=== Record list ===
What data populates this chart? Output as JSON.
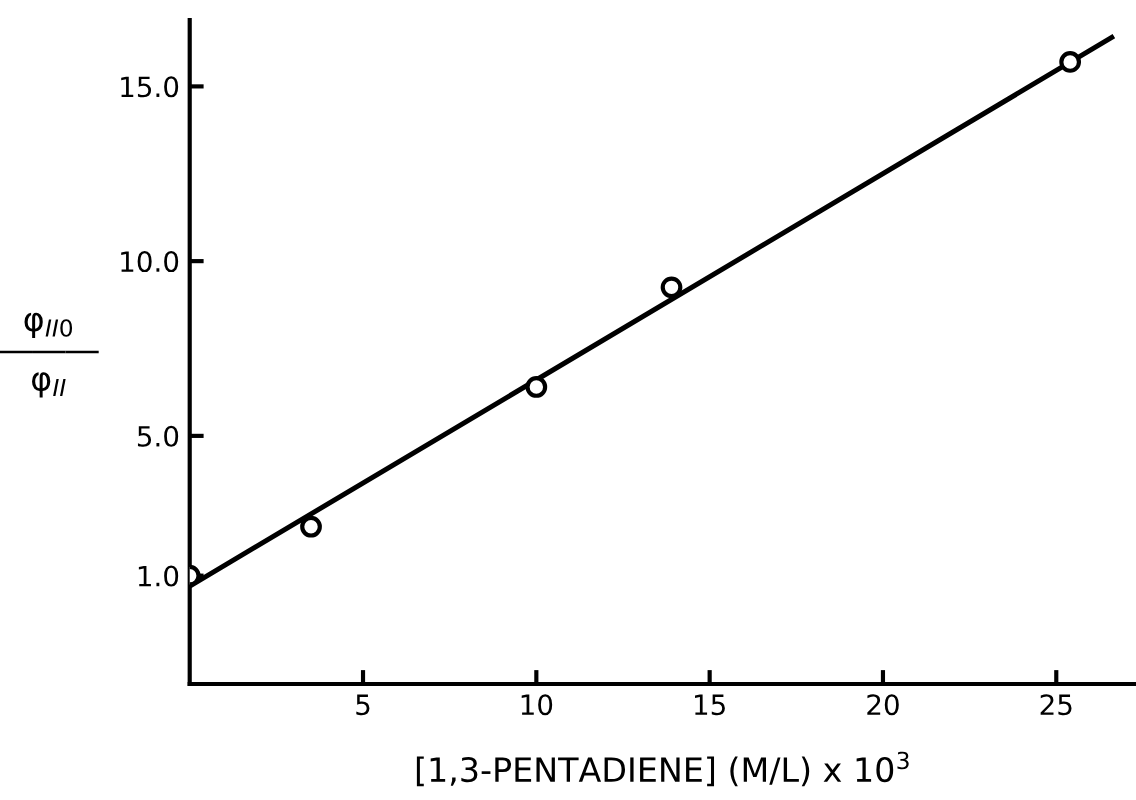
{
  "chart_data": {
    "type": "scatter",
    "xlabel": "[1,3-PENTADIENE] (M/L) x 10$^{3}$",
    "ylabel": "φ$_{II0}$\n―――\nφ$_{II}$",
    "xlim": [
      0,
      27.3
    ],
    "ylim": [
      -2.1,
      16.9
    ],
    "xticks": [
      5,
      10,
      15,
      20,
      25
    ],
    "yticks": [
      {
        "value": 1,
        "label": "1.0"
      },
      {
        "value": 5,
        "label": "5.0"
      },
      {
        "value": 10,
        "label": "10.0"
      },
      {
        "value": 15,
        "label": "15.0"
      }
    ],
    "grid": false,
    "series": [
      {
        "color": "#000000",
        "marker": "circle",
        "x": [
          0,
          3.5,
          10.0,
          13.9,
          25.4
        ],
        "values": [
          1.0,
          2.4,
          6.4,
          9.25,
          15.7
        ]
      },
      {
        "type": "line",
        "color": "#000000",
        "marker": "none",
        "x": [
          0,
          26.6
        ],
        "values": [
          0.7,
          16.4
        ]
      }
    ]
  }
}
===
## Objective
Transcribe each entry precisely as given, leaving the pictures out.

## Exercise response
What data populates this chart? Output as JSON.
{
  "chart_data": {
    "type": "scatter",
    "xlabel": "[1,3-PENTADIENE] (M/L) x 10$^{3}$",
    "ylabel": "φ$_{II0}$\n―――\nφ$_{II}$",
    "xlim": [
      0,
      27.3
    ],
    "ylim": [
      -2.1,
      16.9
    ],
    "xticks": [
      5,
      10,
      15,
      20,
      25
    ],
    "yticks": [
      {
        "value": 1,
        "label": "1.0"
      },
      {
        "value": 5,
        "label": "5.0"
      },
      {
        "value": 10,
        "label": "10.0"
      },
      {
        "value": 15,
        "label": "15.0"
      }
    ],
    "grid": false,
    "series": [
      {
        "color": "#000000",
        "marker": "circle",
        "x": [
          0,
          3.5,
          10.0,
          13.9,
          25.4
        ],
        "values": [
          1.0,
          2.4,
          6.4,
          9.25,
          15.7
        ]
      },
      {
        "type": "line",
        "color": "#000000",
        "marker": "none",
        "x": [
          0,
          26.6
        ],
        "values": [
          0.7,
          16.4
        ]
      }
    ]
  }
}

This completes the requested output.